■ SOURCE RECORDS
+===+
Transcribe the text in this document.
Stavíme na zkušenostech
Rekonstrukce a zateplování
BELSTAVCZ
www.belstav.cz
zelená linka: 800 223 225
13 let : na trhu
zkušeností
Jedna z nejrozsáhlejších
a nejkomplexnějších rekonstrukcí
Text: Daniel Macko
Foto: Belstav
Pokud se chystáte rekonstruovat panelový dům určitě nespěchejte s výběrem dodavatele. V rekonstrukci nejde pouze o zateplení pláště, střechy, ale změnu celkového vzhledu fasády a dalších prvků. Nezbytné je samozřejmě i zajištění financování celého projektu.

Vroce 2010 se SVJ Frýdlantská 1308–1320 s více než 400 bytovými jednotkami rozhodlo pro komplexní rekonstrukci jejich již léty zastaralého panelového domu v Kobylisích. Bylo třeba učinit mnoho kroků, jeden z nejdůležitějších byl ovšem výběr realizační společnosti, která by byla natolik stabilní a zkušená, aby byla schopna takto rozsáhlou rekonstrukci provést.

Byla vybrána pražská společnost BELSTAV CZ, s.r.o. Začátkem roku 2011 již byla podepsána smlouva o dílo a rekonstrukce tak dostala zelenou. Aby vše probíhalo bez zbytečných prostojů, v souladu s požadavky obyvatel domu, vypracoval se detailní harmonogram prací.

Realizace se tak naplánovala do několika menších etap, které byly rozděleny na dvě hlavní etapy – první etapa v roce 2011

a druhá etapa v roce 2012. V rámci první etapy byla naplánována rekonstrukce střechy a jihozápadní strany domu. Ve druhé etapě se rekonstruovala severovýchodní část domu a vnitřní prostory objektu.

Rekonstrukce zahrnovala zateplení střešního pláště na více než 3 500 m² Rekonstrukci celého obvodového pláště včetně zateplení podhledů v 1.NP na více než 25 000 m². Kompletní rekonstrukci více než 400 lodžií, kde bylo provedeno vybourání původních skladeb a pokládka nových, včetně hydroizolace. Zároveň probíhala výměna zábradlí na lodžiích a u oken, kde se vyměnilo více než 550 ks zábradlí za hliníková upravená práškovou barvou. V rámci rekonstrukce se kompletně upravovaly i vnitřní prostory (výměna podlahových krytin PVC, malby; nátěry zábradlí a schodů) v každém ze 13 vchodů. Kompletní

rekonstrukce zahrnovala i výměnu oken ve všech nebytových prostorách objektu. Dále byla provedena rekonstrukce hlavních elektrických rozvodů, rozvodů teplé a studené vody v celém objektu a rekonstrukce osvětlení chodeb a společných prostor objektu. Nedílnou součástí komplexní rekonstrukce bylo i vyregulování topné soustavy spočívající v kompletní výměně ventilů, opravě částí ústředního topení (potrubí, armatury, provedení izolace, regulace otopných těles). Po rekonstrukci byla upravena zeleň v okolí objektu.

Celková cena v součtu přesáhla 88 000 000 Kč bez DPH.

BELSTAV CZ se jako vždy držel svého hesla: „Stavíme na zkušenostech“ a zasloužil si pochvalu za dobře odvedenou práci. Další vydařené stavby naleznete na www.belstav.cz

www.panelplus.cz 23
+===+
■ REQUIRED TASK
Set out the complete listing exactly as shown.

■ WORKED SOLUTION
Transcribe the text in this document.
Stavíme na zkušenostech
Rekonstrukce a zateplování
BELSTAVCZ
www.belstav.cz
zelená linka: 800 223 225
13 let : na trhu
zkušeností
Jedna z nejrozsáhlejších
a nejkomplexnějších rekonstrukcí
Text: Daniel Macko
Foto: Belstav
Pokud se chystáte rekonstruovat panelový dům určitě nespěchejte s výběrem dodavatele. V rekonstrukci nejde pouze o zateplení pláště, střechy, ale změnu celkového vzhledu fasády a dalších prvků. Nezbytné je samozřejmě i zajištění financování celého projektu.

Vroce 2010 se SVJ Frýdlantská 1308–1320 s více než 400 bytovými jednotkami rozhodlo pro komplexní rekonstrukci jejich již léty zastaralého panelového domu v Kobylisích. Bylo třeba učinit mnoho kroků, jeden z nejdůležitějších byl ovšem výběr realizační společnosti, která by byla natolik stabilní a zkušená, aby byla schopna takto rozsáhlou rekonstrukci provést.

Byla vybrána pražská společnost BELSTAV CZ, s.r.o. Začátkem roku 2011 již byla podepsána smlouva o dílo a rekonstrukce tak dostala zelenou. Aby vše probíhalo bez zbytečných prostojů, v souladu s požadavky obyvatel domu, vypracoval se detailní harmonogram prací.

Realizace se tak naplánovala do několika menších etap, které byly rozděleny na dvě hlavní etapy – první etapa v roce 2011

a druhá etapa v roce 2012. V rámci první etapy byla naplánována rekonstrukce střechy a jihozápadní strany domu. Ve druhé etapě se rekonstruovala severovýchodní část domu a vnitřní prostory objektu.

Rekonstrukce zahrnovala zateplení střešního pláště na více než 3 500 m² Rekonstrukci celého obvodového pláště včetně zateplení podhledů v 1.NP na více než 25 000 m². Kompletní rekonstrukci více než 400 lodžií, kde bylo provedeno vybourání původních skladeb a pokládka nových, včetně hydroizolace. Zároveň probíhala výměna zábradlí na lodžiích a u oken, kde se vyměnilo více než 550 ks zábradlí za hliníková upravená práškovou barvou. V rámci rekonstrukce se kompletně upravovaly i vnitřní prostory (výměna podlahových krytin PVC, malby; nátěry zábradlí a schodů) v každém ze 13 vchodů. Kompletní

rekonstrukce zahrnovala i výměnu oken ve všech nebytových prostorách objektu. Dále byla provedena rekonstrukce hlavních elektrických rozvodů, rozvodů teplé a studené vody v celém objektu a rekonstrukce osvětlení chodeb a společných prostor objektu. Nedílnou součástí komplexní rekonstrukce bylo i vyregulování topné soustavy spočívající v kompletní výměně ventilů, opravě částí ústředního topení (potrubí, armatury, provedení izolace, regulace otopných těles). Po rekonstrukci byla upravena zeleň v okolí objektu.

Celková cena v součtu přesáhla 88 000 000 Kč bez DPH.

BELSTAV CZ se jako vždy držel svého hesla: „Stavíme na zkušenostech“ a zasloužil si pochvalu za dobře odvedenou práci. Další vydařené stavby naleznete na www.belstav.cz

www.panelplus.cz 23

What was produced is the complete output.